## Start

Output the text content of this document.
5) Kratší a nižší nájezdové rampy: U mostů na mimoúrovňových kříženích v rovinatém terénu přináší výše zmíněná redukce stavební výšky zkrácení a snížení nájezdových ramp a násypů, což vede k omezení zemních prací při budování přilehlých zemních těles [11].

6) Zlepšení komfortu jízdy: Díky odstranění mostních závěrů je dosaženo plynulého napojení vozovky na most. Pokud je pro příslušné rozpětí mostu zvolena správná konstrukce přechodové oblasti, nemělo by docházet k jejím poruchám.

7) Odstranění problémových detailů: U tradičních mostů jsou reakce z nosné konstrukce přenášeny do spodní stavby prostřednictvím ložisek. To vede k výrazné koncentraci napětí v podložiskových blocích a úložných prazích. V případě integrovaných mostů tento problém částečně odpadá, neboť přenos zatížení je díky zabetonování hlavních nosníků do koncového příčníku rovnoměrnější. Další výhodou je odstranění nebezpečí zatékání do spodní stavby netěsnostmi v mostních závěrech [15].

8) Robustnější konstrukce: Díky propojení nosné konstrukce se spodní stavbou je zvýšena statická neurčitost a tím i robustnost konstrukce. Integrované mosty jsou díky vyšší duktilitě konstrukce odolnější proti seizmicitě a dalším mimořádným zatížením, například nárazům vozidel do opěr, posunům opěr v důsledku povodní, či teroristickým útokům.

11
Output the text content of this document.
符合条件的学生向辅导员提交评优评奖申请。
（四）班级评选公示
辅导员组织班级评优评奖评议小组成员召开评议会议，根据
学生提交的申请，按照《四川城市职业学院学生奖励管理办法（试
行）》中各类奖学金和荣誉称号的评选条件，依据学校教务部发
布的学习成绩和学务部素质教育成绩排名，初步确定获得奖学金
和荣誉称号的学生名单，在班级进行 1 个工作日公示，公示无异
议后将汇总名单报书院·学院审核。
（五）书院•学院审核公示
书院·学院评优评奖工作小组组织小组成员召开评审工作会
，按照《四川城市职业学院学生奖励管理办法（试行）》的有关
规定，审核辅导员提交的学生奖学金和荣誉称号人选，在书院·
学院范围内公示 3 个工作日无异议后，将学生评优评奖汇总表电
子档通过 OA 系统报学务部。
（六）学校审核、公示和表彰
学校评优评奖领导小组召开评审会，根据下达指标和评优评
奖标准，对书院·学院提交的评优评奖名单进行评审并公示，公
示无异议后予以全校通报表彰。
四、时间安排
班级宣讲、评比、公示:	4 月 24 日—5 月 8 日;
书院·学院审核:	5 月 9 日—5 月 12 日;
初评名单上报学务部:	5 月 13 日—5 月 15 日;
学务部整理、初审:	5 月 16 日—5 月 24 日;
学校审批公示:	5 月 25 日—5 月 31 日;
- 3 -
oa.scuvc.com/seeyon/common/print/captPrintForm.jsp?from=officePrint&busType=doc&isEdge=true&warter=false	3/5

## End

In the records, locate each line holding the string "mostních" and copy it.

Solution:
6) Zlepšení komfortu jízdy: Díky odstranění mostních závěrů je dosaženo plynulého napojení vozovky na most. Pokud je pro příslušné rozpětí mostu zvolena správná konstrukce přechodové oblasti, nemělo by docházet k jejím poruchám.
7) Odstranění problémových detailů: U tradičních mostů jsou reakce z nosné konstrukce přenášeny do spodní stavby prostřednictvím ložisek. To vede k výrazné koncentraci napětí v podložiskových blocích a úložných prazích. V případě integrovaných mostů tento problém částečně odpadá, neboť přenos zatížení je díky zabetonování hlavních nosníků do koncového příčníku rovnoměrnější. Další výhodou je odstranění nebezpečí zatékání do spodní stavby netěsnostmi v mostních závěrech [15].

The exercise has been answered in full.